Exercise brief: Give back each entry unchanged, minus pictures.

Entries:
__________________________________________________
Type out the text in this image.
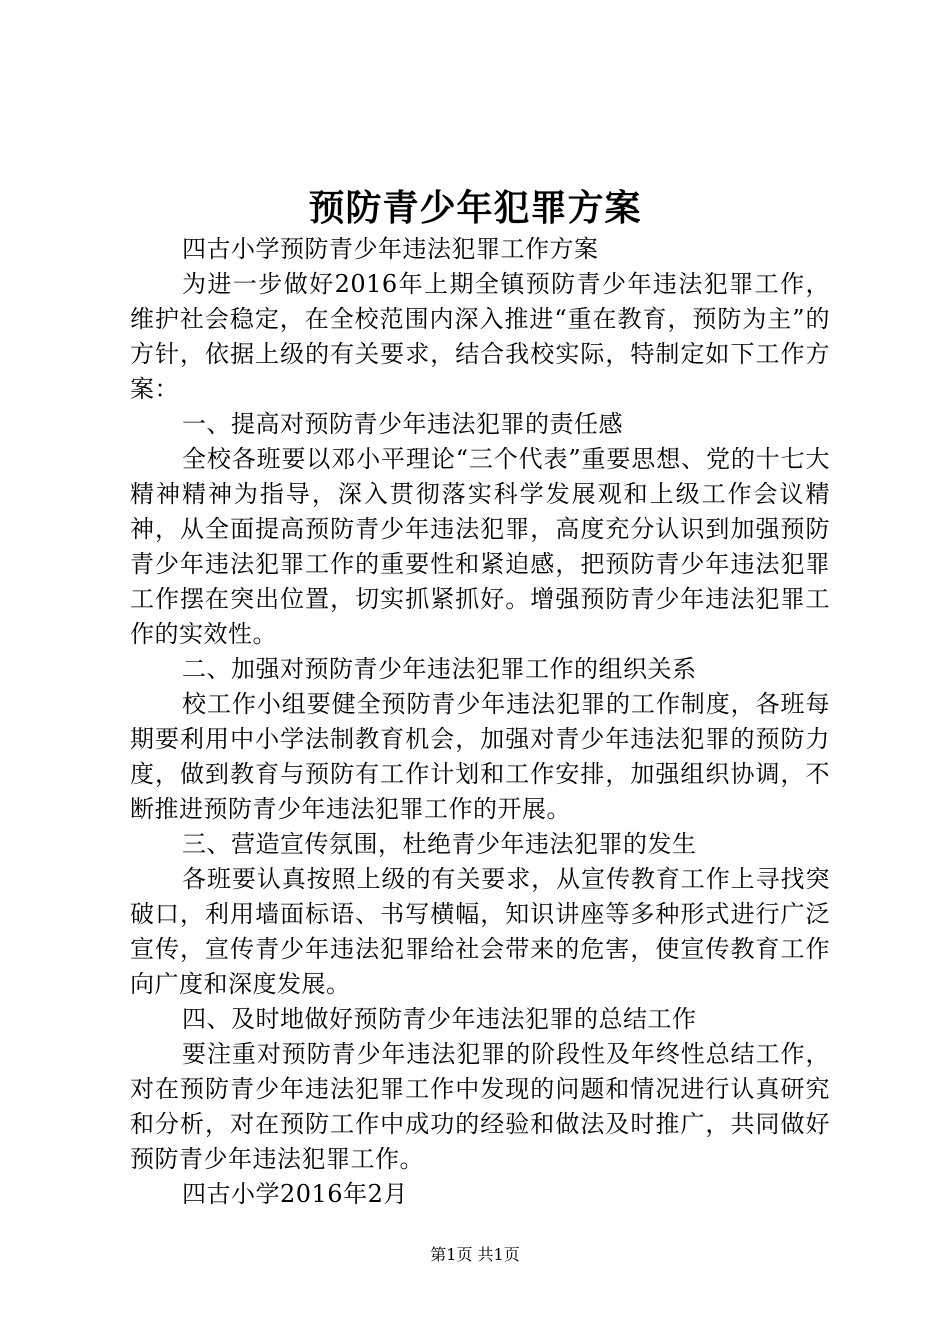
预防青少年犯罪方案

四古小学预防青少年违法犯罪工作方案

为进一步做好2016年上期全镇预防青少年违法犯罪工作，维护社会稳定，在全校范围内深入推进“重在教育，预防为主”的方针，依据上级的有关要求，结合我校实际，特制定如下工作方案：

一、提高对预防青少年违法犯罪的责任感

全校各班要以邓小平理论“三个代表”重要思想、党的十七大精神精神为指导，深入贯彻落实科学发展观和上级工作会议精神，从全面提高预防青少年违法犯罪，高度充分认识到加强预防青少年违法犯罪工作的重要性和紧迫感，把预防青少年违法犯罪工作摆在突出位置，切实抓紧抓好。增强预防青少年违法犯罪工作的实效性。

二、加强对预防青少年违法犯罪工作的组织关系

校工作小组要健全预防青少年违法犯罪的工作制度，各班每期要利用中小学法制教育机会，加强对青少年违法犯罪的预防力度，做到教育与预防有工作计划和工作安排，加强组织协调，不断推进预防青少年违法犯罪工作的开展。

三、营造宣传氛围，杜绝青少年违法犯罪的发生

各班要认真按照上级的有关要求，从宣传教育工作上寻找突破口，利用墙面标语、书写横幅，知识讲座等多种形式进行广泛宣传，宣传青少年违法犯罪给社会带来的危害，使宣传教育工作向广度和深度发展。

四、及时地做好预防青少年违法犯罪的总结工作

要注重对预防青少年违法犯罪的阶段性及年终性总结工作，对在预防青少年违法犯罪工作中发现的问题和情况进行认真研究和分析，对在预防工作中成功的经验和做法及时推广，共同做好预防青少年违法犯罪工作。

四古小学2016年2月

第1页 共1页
__________________________________________________
Solution:
Type out the text in this image.
预防青少年犯罪方案

四古小学预防青少年违法犯罪工作方案

为进一步做好2016年上期全镇预防青少年违法犯罪工作，维护社会稳定，在全校范围内深入推进“重在教育，预防为主”的方针，依据上级的有关要求，结合我校实际，特制定如下工作方案：

一、提高对预防青少年违法犯罪的责任感

全校各班要以邓小平理论“三个代表”重要思想、党的十七大精神精神为指导，深入贯彻落实科学发展观和上级工作会议精神，从全面提高预防青少年违法犯罪，高度充分认识到加强预防青少年违法犯罪工作的重要性和紧迫感，把预防青少年违法犯罪工作摆在突出位置，切实抓紧抓好。增强预防青少年违法犯罪工作的实效性。

二、加强对预防青少年违法犯罪工作的组织关系

校工作小组要健全预防青少年违法犯罪的工作制度，各班每期要利用中小学法制教育机会，加强对青少年违法犯罪的预防力度，做到教育与预防有工作计划和工作安排，加强组织协调，不断推进预防青少年违法犯罪工作的开展。

三、营造宣传氛围，杜绝青少年违法犯罪的发生

各班要认真按照上级的有关要求，从宣传教育工作上寻找突破口，利用墙面标语、书写横幅，知识讲座等多种形式进行广泛宣传，宣传青少年违法犯罪给社会带来的危害，使宣传教育工作向广度和深度发展。

四、及时地做好预防青少年违法犯罪的总结工作

要注重对预防青少年违法犯罪的阶段性及年终性总结工作，对在预防青少年违法犯罪工作中发现的问题和情况进行认真研究和分析，对在预防工作中成功的经验和做法及时推广，共同做好预防青少年违法犯罪工作。

四古小学2016年2月

第1页 共1页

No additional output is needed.